*Exercise objective*
Select lines where the word "xlabel" appears.

*Provided data*
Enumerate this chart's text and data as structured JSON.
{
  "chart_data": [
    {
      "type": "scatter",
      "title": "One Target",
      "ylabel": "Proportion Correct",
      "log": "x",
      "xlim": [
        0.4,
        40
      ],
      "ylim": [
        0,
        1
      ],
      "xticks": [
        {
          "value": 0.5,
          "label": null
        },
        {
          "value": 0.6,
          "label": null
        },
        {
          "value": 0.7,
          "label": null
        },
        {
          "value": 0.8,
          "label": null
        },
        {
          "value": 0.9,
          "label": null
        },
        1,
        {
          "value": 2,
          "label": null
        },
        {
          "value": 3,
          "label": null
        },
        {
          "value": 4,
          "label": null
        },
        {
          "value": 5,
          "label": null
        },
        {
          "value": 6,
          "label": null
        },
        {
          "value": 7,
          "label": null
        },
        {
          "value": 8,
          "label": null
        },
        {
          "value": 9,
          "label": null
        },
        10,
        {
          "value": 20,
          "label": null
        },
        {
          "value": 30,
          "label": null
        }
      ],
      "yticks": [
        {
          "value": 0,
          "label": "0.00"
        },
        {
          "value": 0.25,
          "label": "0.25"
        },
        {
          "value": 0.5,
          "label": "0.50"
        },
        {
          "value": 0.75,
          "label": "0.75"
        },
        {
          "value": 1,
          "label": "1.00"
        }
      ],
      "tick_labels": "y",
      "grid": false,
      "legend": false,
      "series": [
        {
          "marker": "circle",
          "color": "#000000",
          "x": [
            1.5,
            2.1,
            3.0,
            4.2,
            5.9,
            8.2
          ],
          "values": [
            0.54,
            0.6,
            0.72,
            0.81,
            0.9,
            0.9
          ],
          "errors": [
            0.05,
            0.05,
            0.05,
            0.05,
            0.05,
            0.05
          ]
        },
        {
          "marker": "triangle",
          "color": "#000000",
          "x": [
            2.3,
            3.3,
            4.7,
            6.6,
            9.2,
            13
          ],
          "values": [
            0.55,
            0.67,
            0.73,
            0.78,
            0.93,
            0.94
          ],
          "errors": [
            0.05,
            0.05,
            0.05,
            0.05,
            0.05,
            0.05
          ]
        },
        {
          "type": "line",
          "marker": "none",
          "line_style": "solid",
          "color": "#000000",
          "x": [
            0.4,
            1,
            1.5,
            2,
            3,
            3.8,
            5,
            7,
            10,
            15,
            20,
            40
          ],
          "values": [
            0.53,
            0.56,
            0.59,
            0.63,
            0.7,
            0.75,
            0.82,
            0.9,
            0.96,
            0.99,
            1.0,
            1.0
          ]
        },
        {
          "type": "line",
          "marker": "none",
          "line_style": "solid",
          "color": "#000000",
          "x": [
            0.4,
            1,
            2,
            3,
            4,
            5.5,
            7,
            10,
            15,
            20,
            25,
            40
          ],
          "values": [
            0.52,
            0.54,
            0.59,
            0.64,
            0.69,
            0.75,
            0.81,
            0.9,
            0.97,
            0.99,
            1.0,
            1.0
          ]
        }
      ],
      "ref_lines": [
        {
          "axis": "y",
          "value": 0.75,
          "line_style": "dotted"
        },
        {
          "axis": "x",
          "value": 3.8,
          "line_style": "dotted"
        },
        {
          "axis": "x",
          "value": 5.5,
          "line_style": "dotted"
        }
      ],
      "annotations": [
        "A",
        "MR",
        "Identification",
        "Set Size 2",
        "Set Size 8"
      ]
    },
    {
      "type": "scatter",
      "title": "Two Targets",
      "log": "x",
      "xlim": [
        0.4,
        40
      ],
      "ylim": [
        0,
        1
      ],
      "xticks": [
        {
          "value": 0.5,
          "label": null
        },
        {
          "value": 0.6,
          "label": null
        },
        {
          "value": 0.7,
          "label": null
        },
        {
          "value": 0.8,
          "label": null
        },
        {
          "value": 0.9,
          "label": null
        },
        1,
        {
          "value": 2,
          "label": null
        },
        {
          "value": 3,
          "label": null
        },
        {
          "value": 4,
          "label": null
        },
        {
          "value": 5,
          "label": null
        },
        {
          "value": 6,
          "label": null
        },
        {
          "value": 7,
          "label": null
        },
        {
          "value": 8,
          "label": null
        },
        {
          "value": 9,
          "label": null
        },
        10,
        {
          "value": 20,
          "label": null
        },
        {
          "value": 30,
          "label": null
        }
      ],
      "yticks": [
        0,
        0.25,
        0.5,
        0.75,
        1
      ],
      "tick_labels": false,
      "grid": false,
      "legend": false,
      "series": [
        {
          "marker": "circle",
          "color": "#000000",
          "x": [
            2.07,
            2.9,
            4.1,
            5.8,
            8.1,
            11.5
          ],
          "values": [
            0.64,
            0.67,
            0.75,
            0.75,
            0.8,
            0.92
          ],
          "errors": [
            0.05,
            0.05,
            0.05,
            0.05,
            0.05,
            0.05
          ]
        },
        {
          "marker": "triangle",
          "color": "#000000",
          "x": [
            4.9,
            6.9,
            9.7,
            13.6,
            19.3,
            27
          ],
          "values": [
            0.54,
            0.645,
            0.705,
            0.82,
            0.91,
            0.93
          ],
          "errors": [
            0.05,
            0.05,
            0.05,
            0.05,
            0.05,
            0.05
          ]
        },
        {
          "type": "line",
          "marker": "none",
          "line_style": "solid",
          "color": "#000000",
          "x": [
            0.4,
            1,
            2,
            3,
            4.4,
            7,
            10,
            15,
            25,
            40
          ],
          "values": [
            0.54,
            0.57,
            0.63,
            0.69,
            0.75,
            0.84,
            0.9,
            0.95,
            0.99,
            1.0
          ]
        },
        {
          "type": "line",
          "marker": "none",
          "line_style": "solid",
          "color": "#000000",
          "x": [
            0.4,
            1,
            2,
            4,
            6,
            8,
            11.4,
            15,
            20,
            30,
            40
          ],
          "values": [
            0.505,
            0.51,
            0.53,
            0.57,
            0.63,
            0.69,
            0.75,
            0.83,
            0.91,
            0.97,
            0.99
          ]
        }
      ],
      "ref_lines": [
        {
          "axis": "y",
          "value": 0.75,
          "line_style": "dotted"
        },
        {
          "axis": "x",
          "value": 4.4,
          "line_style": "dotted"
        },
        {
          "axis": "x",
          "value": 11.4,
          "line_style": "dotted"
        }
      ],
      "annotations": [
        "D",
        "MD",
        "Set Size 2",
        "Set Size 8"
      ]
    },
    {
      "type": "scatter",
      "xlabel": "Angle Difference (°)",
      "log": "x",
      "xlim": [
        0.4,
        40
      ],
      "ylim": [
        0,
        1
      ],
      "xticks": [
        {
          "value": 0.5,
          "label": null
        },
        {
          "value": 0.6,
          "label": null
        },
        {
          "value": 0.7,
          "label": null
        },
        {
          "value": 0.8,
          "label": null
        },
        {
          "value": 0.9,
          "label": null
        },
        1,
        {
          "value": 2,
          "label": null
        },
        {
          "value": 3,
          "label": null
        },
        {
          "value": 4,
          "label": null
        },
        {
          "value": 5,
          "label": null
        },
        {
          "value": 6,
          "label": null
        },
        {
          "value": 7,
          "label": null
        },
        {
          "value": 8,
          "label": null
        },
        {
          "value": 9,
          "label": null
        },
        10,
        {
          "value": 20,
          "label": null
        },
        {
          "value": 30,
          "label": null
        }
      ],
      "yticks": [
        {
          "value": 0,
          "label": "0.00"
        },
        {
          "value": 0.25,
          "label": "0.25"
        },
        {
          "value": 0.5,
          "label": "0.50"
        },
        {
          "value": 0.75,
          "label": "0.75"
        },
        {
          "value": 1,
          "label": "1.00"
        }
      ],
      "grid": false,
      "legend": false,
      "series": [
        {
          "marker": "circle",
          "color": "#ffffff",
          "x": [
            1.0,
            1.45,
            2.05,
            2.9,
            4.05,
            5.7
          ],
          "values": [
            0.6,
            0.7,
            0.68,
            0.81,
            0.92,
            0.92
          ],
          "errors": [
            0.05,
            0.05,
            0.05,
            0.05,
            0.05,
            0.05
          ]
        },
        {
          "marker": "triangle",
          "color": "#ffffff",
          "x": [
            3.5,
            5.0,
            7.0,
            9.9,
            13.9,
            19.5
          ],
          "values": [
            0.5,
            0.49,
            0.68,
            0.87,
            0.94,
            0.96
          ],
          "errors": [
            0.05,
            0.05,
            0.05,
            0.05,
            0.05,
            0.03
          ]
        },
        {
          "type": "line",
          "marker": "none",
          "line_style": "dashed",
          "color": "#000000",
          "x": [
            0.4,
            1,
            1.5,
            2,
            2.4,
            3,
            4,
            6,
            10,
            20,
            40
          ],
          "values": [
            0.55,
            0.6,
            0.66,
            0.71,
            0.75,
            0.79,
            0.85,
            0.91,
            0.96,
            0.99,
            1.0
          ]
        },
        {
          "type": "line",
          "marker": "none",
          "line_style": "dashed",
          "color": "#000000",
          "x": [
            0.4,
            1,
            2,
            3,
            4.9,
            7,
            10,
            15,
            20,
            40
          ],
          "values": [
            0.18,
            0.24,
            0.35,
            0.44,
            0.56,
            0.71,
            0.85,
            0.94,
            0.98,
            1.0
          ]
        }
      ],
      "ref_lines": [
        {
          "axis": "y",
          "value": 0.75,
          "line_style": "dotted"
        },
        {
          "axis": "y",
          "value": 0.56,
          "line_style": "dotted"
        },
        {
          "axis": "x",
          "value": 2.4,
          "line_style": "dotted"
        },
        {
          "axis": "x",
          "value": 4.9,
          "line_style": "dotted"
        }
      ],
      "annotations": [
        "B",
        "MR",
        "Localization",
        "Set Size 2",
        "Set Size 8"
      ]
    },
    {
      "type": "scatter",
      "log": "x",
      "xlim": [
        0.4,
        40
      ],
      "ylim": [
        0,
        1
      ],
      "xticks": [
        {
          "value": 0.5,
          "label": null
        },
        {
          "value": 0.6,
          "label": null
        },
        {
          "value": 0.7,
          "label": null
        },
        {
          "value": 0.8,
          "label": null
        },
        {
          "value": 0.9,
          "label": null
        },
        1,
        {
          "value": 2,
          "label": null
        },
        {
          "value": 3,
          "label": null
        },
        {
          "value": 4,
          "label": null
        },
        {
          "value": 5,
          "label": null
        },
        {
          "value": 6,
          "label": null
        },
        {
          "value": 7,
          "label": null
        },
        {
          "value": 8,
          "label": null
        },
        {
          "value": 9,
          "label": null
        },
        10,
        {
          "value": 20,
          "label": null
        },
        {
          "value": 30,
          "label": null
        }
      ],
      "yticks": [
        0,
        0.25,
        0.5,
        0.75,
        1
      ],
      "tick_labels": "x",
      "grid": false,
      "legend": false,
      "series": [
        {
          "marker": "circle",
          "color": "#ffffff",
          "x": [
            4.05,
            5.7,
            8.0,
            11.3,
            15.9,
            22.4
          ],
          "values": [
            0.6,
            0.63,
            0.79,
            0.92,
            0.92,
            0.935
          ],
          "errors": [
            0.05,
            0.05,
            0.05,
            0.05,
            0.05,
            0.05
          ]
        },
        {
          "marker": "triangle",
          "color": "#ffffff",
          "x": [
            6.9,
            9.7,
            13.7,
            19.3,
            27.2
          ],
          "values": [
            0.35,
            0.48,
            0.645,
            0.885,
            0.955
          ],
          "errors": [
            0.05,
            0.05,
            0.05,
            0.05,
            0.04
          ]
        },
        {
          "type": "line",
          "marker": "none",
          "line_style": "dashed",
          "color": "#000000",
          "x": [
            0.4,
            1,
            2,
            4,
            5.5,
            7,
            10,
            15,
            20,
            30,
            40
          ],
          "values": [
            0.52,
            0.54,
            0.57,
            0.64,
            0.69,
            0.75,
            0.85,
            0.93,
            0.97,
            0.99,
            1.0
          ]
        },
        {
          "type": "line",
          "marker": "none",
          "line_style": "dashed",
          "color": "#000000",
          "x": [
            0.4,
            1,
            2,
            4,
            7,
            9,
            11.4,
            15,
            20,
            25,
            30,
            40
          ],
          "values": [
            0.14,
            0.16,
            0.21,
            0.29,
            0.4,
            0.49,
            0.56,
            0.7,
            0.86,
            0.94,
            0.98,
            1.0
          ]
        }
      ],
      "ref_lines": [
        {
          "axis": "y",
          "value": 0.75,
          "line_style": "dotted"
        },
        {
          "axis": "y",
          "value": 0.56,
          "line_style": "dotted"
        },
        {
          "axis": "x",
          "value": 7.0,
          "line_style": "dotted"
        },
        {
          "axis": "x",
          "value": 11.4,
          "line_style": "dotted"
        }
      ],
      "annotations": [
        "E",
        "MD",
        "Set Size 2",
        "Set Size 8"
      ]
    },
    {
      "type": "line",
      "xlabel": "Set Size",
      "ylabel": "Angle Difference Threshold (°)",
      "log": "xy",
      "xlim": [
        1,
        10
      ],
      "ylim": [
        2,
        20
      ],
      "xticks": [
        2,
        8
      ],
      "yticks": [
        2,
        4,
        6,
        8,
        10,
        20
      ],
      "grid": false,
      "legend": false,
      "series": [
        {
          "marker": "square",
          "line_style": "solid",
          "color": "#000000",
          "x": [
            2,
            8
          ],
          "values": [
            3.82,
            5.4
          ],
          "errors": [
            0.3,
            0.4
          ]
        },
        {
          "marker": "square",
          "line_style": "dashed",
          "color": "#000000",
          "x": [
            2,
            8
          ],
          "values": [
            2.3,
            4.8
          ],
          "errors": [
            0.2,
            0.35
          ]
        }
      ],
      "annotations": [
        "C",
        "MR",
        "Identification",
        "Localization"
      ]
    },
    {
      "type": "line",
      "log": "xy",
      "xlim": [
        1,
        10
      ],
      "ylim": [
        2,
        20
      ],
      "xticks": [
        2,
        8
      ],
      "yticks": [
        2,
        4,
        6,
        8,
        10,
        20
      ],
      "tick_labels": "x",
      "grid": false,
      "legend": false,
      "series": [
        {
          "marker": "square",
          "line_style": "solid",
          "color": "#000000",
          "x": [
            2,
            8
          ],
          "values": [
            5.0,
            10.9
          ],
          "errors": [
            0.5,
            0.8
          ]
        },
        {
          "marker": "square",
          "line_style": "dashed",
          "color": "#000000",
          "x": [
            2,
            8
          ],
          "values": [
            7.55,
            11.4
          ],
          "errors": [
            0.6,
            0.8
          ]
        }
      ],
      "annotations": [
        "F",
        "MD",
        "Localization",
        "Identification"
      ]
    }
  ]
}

*Reply to the exercise*
      "xlabel": "Angle Difference (°)",
      "xlabel": "Set Size",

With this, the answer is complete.